(ACTIVITY)
Go through the data and copy every line in which "fallende" appears.

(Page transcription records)
=-=-=-=-=

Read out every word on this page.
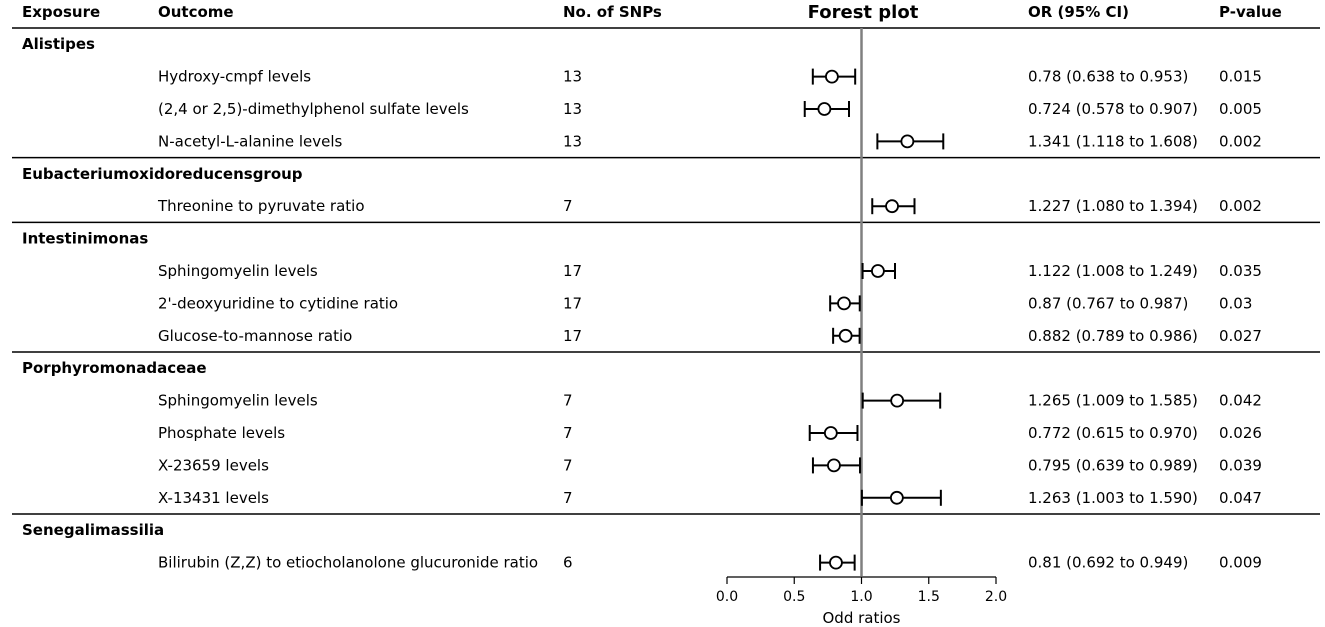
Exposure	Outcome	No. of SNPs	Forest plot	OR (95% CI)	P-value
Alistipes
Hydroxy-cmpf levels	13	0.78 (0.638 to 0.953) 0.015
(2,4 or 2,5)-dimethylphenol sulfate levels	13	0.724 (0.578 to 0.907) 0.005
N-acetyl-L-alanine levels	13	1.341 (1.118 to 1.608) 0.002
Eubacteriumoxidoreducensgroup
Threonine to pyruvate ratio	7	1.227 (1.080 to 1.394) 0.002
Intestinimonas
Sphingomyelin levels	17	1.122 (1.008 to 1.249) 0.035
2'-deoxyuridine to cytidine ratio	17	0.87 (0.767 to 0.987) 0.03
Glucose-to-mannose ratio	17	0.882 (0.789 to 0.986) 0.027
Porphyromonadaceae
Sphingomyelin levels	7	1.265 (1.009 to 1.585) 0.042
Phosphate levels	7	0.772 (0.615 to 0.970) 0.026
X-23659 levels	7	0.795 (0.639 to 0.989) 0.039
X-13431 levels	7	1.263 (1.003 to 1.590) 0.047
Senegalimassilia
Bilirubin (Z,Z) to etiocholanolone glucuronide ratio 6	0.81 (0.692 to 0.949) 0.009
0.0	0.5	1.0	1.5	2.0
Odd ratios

=-=-=-=-=

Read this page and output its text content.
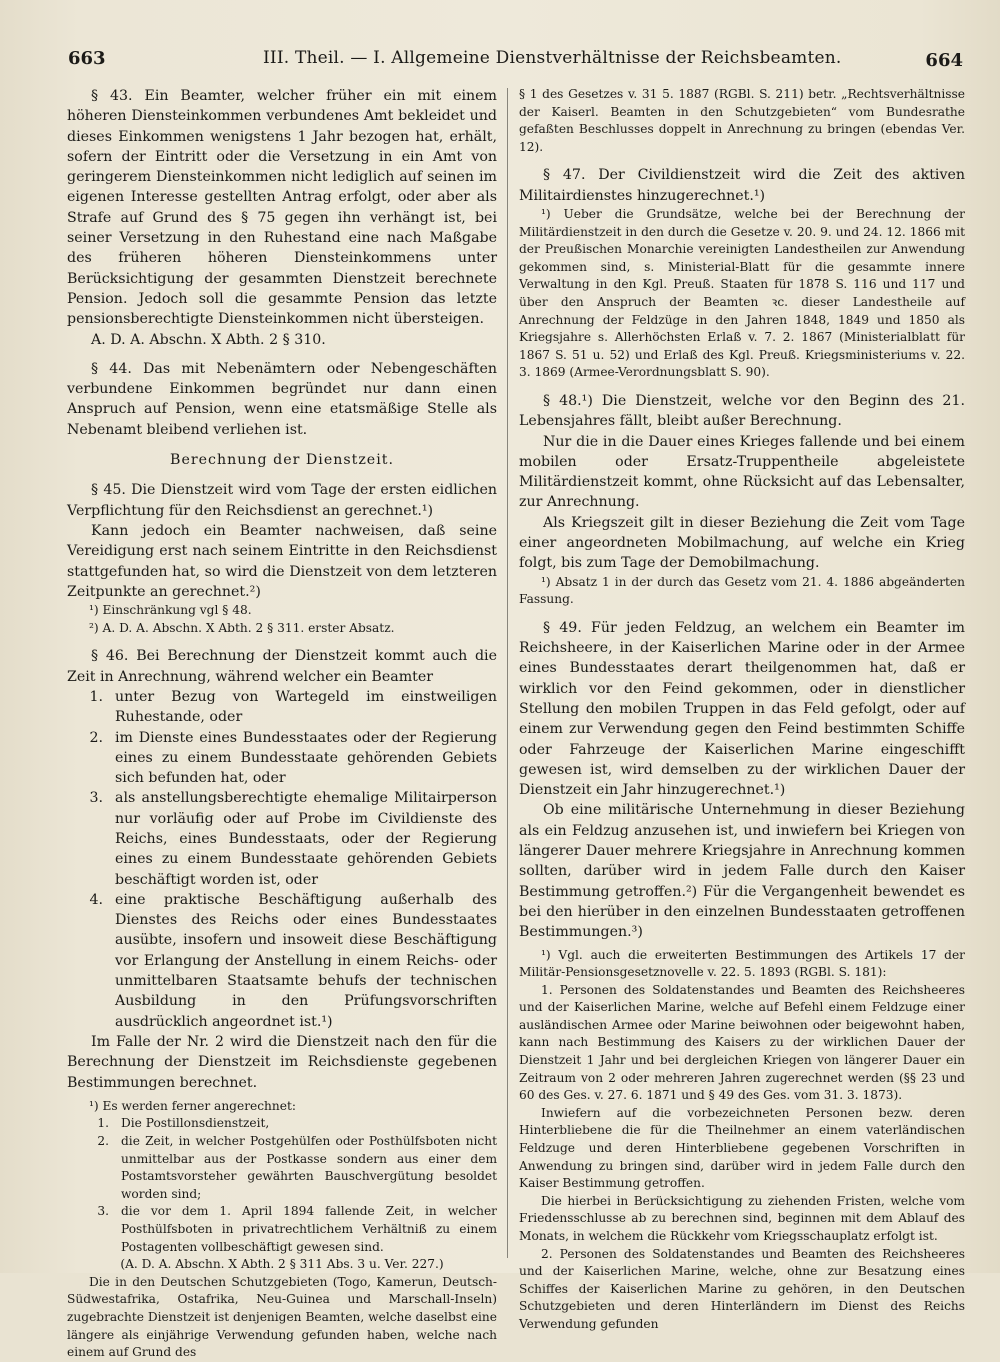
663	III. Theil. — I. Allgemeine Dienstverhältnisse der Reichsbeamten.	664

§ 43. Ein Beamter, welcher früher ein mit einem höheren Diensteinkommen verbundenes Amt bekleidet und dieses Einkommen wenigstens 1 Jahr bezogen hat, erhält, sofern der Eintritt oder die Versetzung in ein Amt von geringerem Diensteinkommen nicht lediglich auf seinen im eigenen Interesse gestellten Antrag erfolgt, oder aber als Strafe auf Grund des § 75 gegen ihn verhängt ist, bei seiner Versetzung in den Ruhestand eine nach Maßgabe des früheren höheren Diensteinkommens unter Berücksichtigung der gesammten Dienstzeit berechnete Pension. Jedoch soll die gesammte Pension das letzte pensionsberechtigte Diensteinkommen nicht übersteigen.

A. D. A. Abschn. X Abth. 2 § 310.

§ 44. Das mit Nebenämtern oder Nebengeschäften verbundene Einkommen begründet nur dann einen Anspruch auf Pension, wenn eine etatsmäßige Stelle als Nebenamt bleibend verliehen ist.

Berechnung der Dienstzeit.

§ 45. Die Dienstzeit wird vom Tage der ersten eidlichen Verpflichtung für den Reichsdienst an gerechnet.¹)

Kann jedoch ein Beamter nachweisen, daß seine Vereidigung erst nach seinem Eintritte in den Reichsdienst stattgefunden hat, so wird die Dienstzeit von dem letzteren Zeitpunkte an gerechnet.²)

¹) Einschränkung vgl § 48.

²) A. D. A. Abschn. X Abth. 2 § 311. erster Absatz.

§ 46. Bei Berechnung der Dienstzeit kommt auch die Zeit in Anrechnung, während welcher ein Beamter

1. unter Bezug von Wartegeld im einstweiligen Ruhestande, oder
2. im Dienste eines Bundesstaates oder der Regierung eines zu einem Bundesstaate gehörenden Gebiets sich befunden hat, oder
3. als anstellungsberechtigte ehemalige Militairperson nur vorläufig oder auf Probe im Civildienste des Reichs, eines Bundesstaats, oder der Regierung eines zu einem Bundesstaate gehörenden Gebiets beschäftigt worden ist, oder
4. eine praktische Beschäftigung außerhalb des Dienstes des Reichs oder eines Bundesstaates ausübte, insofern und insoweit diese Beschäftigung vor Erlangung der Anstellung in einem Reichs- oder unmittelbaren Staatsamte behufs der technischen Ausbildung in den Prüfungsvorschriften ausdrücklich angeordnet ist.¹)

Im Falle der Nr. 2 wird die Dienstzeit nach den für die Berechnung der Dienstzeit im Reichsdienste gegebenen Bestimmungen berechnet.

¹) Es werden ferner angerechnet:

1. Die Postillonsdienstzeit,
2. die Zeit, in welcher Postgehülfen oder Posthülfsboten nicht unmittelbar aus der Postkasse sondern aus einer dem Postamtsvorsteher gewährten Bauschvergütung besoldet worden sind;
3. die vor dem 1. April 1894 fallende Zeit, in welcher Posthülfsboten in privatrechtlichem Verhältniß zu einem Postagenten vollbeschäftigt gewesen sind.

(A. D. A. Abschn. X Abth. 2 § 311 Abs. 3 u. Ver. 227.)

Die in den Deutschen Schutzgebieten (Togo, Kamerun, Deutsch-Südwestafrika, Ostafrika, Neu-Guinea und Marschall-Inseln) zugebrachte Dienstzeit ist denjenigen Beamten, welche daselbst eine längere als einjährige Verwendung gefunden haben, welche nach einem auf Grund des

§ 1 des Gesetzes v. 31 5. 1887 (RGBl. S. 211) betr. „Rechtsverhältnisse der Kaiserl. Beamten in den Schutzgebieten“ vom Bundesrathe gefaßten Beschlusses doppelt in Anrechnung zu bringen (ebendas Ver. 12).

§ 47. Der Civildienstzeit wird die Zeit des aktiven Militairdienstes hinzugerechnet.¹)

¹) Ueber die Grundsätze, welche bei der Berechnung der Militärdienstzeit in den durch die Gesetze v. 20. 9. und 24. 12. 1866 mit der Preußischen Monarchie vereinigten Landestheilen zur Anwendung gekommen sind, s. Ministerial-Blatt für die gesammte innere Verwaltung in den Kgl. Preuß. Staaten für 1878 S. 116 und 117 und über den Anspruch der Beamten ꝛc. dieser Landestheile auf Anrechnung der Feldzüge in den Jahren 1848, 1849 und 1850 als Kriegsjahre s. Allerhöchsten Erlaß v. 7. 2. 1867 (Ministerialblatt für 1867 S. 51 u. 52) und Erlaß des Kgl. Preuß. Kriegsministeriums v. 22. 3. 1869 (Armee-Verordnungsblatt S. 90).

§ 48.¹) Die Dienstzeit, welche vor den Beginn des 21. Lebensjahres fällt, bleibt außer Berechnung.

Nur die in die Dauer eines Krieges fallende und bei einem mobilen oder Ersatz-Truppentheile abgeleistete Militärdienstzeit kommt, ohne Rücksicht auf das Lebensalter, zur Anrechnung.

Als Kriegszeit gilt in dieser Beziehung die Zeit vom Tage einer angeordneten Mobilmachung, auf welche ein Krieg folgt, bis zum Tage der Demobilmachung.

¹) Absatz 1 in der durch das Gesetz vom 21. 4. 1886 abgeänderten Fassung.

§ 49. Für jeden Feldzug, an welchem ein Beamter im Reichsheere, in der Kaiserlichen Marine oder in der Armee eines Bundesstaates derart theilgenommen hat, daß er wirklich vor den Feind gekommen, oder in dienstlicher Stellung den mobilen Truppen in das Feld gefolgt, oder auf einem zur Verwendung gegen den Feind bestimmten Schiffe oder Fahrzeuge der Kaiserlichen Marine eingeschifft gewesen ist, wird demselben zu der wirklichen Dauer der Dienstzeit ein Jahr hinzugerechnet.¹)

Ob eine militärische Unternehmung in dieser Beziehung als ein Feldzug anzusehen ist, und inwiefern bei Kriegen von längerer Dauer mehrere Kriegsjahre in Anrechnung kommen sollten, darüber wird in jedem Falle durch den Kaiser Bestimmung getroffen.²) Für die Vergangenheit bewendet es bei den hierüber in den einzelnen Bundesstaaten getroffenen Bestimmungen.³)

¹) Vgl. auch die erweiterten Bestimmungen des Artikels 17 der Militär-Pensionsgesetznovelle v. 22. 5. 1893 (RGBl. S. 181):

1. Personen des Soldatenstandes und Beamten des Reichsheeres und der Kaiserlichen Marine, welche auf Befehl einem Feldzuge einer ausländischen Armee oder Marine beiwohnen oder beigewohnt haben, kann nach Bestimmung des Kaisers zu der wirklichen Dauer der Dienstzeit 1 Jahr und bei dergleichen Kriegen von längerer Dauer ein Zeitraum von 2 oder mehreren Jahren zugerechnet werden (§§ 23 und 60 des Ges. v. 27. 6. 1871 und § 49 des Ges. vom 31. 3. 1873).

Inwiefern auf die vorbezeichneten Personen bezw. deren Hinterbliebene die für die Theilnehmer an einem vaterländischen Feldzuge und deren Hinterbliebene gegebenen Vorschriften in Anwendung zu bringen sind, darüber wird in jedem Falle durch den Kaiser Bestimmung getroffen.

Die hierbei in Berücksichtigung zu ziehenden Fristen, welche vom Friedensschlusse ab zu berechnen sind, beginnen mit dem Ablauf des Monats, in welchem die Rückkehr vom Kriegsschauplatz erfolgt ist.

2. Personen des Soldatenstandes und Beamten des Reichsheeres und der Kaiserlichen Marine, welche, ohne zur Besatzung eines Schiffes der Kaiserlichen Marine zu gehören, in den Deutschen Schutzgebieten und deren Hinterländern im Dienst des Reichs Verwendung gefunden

=-=-=-=-=

(ANSWER AREA)
3. die vor dem 1. April 1894 fallende Zeit, in welcher Posthülfsboten in privatrechtlichem Verhältniß zu einem Postagenten vollbeschäftigt gewesen sind.
Nur die in die Dauer eines Krieges fallende und bei einem mobilen oder Ersatz-Truppentheile abgeleistete Militärdienstzeit kommt, ohne Rücksicht auf das Lebensalter, zur Anrechnung.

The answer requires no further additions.